- **WORK TO BE COMPLETED**:
Retype all of the entries word for word.

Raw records
>> Begin

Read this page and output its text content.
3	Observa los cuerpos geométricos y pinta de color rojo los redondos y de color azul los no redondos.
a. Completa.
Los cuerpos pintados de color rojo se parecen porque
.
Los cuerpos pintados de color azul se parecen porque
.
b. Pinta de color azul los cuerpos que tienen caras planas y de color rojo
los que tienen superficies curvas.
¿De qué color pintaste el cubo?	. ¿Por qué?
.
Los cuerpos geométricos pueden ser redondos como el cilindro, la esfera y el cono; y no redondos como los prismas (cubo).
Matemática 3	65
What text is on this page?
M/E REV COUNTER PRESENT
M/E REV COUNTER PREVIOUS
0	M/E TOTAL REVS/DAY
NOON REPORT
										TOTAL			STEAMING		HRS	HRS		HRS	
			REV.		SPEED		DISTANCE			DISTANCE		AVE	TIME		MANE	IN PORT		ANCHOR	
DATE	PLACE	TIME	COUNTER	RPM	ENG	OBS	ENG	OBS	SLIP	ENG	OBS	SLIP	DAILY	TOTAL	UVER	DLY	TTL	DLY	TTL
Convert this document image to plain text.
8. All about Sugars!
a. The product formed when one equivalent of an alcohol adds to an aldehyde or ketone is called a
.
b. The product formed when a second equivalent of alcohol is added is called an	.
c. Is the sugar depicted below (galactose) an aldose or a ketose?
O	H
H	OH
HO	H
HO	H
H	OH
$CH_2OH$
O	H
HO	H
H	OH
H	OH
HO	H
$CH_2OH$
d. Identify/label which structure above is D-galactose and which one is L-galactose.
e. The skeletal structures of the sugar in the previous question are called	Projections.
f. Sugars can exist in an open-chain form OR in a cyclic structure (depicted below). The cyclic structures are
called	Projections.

>> End

- **RESPONSE TO THIS EXERCISE**:
Read this page and output its text content.
3	Observa los cuerpos geométricos y pinta de color rojo los redondos y de color azul los no redondos.
a. Completa.
Los cuerpos pintados de color rojo se parecen porque
.
Los cuerpos pintados de color azul se parecen porque
.
b. Pinta de color azul los cuerpos que tienen caras planas y de color rojo
los que tienen superficies curvas.
¿De qué color pintaste el cubo?	. ¿Por qué?
.
Los cuerpos geométricos pueden ser redondos como el cilindro, la esfera y el cono; y no redondos como los prismas (cubo).
Matemática 3	65
What text is on this page?
M/E REV COUNTER PRESENT
M/E REV COUNTER PREVIOUS
0	M/E TOTAL REVS/DAY
NOON REPORT
										TOTAL			STEAMING		HRS	HRS		HRS	
			REV.		SPEED		DISTANCE			DISTANCE		AVE	TIME		MANE	IN PORT		ANCHOR	
DATE	PLACE	TIME	COUNTER	RPM	ENG	OBS	ENG	OBS	SLIP	ENG	OBS	SLIP	DAILY	TOTAL	UVER	DLY	TTL	DLY	TTL
Convert this document image to plain text.
8. All about Sugars!
a. The product formed when one equivalent of an alcohol adds to an aldehyde or ketone is called a
.
b. The product formed when a second equivalent of alcohol is added is called an	.
c. Is the sugar depicted below (galactose) an aldose or a ketose?
O	H
H	OH
HO	H
HO	H
H	OH
$CH_2OH$
O	H
HO	H
H	OH
H	OH
HO	H
$CH_2OH$
d. Identify/label which structure above is D-galactose and which one is L-galactose.
e. The skeletal structures of the sugar in the previous question are called	Projections.
f. Sugars can exist in an open-chain form OR in a cyclic structure (depicted below). The cyclic structures are
called	Projections.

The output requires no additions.